Set task —
Check each line of the data for "hlavy" and select those that have it.

**** Supplied records

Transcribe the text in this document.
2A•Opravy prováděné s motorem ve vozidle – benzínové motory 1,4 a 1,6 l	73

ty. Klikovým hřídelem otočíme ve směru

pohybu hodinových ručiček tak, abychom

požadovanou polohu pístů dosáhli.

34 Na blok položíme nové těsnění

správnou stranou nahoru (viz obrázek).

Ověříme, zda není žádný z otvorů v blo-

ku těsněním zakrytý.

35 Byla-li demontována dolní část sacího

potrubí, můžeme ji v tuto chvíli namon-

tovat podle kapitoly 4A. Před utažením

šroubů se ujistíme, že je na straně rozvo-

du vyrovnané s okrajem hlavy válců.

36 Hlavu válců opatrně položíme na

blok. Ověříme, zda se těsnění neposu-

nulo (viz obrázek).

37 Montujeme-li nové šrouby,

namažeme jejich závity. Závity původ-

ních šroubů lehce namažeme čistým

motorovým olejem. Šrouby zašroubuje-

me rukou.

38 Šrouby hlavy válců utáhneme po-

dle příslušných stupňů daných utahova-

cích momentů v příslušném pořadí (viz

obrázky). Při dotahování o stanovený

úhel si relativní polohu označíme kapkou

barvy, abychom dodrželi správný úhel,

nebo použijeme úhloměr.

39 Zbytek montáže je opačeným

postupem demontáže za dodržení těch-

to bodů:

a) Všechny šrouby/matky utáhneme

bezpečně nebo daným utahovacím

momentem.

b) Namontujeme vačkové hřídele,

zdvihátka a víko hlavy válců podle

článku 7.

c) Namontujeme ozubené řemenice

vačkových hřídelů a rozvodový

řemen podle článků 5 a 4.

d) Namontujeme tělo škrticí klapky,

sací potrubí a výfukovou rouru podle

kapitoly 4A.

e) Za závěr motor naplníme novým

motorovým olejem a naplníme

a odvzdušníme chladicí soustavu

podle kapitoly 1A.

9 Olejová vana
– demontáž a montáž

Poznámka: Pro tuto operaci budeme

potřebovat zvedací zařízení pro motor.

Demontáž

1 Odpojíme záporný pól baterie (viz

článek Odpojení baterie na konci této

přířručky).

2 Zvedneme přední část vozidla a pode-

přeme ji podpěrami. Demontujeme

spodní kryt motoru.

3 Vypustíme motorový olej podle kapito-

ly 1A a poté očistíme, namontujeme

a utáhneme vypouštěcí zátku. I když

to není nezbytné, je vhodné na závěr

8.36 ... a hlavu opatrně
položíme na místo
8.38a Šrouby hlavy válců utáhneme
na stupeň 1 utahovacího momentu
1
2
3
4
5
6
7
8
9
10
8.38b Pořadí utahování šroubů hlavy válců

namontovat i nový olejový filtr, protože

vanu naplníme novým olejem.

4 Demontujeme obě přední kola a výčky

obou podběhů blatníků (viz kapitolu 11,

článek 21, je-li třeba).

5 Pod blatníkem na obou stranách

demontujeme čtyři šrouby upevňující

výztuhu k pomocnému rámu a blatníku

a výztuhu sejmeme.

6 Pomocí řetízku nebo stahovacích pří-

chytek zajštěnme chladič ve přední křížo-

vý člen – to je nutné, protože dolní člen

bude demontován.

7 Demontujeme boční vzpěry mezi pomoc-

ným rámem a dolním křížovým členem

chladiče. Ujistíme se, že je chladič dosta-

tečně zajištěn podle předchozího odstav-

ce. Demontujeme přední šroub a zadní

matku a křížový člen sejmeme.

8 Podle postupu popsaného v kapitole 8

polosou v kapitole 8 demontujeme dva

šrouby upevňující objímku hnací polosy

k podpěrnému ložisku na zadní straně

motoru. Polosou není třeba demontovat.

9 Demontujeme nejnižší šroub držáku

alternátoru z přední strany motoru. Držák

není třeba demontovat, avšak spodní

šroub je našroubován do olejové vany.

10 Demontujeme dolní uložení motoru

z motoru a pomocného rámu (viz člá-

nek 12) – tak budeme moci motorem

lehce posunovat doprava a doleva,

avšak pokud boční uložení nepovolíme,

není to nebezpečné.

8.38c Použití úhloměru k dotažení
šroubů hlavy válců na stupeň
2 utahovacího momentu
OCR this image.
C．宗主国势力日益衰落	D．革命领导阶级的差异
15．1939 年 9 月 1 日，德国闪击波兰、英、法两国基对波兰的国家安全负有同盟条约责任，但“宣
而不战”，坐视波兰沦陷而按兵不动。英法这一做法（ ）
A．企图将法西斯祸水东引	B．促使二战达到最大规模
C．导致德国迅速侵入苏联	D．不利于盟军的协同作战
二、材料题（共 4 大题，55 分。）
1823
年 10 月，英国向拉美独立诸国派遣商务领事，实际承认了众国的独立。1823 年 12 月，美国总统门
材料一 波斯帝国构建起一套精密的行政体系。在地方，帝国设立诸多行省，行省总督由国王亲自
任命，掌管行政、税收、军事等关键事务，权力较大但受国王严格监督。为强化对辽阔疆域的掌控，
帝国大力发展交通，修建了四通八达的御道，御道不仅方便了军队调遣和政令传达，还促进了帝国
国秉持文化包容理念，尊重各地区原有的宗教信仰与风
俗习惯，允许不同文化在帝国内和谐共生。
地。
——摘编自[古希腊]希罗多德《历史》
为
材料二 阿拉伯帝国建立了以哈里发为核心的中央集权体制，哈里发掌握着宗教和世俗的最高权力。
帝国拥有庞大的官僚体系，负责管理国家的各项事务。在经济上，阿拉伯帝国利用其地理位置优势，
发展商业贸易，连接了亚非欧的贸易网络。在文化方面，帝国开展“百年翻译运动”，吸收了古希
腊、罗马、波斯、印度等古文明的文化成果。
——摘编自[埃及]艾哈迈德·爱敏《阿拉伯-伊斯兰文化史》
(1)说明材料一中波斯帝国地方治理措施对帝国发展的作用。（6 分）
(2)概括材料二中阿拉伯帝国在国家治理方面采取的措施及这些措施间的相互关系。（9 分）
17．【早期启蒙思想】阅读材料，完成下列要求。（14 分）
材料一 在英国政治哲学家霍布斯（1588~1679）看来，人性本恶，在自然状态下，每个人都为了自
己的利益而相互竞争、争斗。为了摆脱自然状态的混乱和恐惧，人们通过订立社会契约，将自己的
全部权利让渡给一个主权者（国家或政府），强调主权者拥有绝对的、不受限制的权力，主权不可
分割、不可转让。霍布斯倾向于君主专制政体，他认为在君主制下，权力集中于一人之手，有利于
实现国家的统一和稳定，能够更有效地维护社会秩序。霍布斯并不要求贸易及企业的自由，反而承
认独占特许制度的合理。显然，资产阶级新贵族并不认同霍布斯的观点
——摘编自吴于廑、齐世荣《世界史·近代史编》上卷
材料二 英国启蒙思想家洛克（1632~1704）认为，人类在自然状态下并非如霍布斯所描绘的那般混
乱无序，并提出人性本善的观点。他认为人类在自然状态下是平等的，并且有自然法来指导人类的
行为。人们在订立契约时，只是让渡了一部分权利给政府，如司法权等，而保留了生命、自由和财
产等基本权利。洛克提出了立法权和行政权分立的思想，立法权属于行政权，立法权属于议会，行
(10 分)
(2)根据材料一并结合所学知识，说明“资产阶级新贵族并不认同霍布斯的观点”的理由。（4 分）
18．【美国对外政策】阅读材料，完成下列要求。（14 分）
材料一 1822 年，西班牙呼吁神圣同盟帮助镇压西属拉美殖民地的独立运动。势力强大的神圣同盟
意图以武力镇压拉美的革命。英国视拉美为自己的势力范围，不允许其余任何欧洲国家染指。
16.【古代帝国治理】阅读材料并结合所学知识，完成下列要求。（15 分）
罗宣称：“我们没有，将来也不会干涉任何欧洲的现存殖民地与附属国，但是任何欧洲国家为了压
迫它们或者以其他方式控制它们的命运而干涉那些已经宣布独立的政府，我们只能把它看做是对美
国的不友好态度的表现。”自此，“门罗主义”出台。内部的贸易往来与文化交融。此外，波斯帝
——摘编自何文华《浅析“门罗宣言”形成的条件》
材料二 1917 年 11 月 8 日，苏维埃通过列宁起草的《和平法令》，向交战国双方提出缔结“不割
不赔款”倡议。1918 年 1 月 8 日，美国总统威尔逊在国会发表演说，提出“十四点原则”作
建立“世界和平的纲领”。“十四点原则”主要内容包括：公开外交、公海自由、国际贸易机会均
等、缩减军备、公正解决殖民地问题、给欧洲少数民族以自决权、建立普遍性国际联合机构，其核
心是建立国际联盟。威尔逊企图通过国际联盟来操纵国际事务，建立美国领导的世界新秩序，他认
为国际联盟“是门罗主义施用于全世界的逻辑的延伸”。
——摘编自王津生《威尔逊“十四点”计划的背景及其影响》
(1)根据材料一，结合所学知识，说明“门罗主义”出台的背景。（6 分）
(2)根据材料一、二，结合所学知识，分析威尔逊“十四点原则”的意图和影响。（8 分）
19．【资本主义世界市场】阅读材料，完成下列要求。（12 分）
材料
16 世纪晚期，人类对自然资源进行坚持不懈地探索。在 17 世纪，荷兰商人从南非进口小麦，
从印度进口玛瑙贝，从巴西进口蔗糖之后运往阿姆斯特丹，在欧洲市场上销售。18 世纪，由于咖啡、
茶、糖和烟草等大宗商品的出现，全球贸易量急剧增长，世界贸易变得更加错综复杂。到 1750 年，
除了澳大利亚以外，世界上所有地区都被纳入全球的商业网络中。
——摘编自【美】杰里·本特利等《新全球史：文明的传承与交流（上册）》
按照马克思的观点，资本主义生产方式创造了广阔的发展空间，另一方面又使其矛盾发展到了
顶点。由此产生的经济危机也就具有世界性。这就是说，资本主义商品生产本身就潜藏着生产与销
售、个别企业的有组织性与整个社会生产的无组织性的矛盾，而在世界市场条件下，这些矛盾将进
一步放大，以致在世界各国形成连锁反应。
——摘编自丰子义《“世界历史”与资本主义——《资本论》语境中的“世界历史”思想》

********

Finished exercise —
du vyrovnané s okrajem hlavy válců.
38 Šrouby hlavy válců utáhneme po-
zdvihátka a víko hlavy válců podle
8.38a Šrouby hlavy válců utáhneme
8.38b Pořadí utahování šroubů hlavy válců
šroubů hlavy válců na stupeň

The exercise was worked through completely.